>> Start Material to process

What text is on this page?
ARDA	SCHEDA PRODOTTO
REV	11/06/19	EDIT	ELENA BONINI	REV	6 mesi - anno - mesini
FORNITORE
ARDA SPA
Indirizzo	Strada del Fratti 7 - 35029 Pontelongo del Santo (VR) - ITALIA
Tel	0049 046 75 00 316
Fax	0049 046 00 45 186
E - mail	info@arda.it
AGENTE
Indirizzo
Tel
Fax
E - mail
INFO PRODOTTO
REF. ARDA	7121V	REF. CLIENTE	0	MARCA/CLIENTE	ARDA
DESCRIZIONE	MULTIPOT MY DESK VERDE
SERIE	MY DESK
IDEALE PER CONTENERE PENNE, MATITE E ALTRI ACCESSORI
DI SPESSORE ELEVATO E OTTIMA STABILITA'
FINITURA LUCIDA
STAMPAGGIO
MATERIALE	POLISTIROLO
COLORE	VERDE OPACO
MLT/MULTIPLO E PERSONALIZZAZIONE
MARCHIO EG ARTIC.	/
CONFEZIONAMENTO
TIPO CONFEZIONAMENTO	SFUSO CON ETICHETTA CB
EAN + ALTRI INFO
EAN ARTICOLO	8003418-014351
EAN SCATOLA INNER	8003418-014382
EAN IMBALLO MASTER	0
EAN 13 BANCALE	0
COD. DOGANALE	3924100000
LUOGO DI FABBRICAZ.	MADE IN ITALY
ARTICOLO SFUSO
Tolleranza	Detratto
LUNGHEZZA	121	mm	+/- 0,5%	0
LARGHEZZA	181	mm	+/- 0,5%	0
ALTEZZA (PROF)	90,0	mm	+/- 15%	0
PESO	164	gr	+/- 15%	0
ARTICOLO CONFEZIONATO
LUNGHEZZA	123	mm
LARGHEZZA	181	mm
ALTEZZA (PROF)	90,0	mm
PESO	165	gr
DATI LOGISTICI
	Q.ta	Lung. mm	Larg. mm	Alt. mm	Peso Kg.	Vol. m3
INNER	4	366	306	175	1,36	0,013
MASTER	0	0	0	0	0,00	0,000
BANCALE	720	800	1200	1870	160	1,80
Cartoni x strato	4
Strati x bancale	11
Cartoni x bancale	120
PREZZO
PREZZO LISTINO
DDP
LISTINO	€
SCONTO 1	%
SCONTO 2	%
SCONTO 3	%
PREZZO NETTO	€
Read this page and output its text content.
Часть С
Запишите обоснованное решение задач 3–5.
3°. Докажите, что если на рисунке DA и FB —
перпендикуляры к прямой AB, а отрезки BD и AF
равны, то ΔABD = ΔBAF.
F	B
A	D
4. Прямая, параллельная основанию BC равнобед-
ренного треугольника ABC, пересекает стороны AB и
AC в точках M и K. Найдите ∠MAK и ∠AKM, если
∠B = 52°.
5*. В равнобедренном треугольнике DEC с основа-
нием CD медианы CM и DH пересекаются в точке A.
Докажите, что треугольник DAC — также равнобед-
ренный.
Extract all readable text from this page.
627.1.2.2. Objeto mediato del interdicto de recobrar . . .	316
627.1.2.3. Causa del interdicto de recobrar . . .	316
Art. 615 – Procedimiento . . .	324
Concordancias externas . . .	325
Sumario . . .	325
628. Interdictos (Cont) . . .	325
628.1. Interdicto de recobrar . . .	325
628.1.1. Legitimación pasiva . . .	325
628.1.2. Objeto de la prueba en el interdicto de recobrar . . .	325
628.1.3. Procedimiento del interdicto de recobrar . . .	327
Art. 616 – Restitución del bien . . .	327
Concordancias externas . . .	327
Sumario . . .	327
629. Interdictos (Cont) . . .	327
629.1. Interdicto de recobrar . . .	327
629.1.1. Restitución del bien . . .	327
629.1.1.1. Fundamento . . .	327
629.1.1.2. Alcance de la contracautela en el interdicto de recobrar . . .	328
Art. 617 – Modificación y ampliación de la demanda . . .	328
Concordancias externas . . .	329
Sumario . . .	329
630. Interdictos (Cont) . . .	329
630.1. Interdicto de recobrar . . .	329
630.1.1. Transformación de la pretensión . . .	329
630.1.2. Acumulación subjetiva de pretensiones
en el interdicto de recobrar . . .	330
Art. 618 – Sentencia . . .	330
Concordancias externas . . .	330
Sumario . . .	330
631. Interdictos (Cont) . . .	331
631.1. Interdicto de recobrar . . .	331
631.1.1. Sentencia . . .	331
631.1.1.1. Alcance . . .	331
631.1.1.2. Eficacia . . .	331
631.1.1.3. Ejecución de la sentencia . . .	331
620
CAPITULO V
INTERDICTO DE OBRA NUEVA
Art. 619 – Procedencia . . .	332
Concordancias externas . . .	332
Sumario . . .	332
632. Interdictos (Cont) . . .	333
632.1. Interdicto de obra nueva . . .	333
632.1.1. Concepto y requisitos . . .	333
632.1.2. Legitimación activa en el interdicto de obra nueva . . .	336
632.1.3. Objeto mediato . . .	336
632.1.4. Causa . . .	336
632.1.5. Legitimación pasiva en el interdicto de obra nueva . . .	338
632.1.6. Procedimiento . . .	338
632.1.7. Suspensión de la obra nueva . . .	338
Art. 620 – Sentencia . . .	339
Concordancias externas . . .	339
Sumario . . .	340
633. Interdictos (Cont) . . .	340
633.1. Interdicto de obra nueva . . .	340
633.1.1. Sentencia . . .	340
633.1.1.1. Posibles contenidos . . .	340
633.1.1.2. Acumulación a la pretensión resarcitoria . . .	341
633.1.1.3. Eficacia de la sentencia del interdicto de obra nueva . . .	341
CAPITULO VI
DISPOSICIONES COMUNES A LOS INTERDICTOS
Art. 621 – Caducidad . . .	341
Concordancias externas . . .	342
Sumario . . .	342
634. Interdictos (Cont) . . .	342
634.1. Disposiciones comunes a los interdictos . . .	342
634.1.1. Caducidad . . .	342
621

>> End Material to process

### Directive
How many lines of the records contain the string "VERDE"? Respond with the number alone.

### Task result
2